## Data
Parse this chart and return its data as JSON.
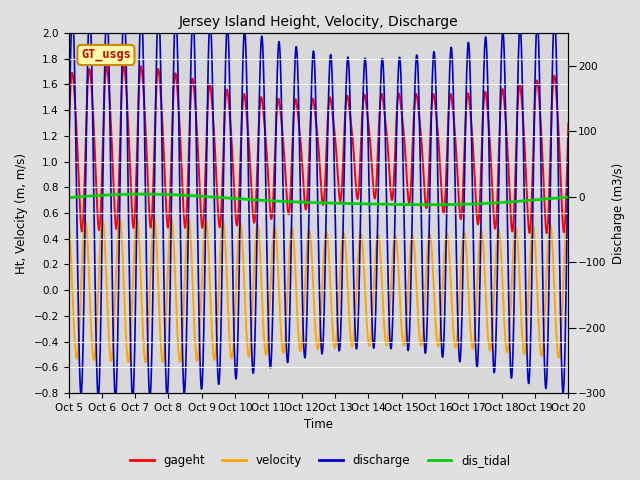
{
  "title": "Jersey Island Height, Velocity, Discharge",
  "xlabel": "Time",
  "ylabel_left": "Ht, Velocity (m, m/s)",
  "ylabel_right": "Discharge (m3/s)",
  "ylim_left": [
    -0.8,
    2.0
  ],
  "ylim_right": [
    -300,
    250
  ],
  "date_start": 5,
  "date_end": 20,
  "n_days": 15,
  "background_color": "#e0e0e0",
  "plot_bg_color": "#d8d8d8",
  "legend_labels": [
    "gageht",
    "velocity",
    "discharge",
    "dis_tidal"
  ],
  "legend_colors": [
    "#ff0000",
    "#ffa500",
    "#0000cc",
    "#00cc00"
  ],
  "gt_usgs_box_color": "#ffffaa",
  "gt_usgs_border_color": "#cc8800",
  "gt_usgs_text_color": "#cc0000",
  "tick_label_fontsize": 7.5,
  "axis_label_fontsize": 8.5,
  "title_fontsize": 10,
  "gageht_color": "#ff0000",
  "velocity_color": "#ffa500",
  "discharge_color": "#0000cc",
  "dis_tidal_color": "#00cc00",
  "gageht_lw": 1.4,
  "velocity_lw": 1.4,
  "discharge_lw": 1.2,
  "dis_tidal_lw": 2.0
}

---

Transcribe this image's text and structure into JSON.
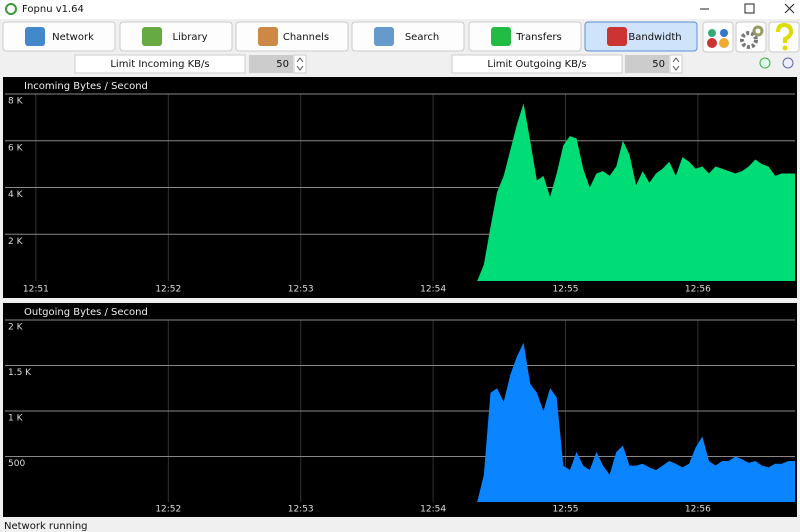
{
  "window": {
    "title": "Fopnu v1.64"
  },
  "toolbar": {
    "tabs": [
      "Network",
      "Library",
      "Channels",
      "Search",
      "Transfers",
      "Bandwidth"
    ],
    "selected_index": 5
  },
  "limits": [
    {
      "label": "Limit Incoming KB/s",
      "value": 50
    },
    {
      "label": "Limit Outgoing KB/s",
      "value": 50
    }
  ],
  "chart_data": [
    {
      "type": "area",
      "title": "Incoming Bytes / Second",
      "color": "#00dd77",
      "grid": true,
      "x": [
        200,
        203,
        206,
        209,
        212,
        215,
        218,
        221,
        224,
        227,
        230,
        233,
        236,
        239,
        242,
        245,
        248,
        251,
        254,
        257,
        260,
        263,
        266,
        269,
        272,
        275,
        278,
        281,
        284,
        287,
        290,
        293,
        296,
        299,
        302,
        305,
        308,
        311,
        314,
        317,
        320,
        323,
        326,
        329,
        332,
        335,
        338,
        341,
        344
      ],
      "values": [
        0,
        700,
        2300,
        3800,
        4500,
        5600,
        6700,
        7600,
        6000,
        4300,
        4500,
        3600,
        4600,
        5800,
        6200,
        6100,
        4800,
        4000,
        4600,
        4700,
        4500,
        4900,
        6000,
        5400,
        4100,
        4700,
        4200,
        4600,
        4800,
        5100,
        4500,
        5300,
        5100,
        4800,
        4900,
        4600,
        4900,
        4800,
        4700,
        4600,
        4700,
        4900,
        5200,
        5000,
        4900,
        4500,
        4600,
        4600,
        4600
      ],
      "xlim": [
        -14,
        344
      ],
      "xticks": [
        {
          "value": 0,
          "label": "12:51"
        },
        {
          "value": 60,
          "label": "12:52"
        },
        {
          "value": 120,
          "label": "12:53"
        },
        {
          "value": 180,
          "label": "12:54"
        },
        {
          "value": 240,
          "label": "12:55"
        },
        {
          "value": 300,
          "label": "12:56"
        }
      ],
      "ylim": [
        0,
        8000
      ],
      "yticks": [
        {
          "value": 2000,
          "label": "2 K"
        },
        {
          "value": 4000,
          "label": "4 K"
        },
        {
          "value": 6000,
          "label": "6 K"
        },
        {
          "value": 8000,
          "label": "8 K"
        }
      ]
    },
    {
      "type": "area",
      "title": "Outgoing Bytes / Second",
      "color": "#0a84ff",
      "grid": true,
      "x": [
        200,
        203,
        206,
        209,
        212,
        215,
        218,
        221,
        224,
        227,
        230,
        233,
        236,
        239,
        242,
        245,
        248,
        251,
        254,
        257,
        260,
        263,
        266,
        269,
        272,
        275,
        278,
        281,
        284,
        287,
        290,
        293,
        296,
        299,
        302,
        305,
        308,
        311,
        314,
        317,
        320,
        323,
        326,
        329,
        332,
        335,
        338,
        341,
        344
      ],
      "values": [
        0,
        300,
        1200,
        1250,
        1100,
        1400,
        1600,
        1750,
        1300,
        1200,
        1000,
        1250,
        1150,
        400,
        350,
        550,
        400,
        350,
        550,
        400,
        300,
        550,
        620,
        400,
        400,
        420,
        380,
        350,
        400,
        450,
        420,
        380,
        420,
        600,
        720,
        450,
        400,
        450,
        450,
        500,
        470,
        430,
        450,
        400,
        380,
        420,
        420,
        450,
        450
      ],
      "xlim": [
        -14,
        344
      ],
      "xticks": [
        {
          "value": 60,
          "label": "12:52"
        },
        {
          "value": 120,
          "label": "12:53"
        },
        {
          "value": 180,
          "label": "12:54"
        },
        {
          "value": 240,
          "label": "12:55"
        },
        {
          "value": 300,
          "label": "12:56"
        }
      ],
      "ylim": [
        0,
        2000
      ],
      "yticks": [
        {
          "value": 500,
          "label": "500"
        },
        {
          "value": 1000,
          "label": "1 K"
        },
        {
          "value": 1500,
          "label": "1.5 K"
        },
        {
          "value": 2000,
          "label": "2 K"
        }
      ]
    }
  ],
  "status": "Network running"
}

## Stated exercise
Go through the records and gather the lines that hold "Incoming".

## Expected answer
      "label": "Limit Incoming KB/s",
      "title": "Incoming Bytes / Second",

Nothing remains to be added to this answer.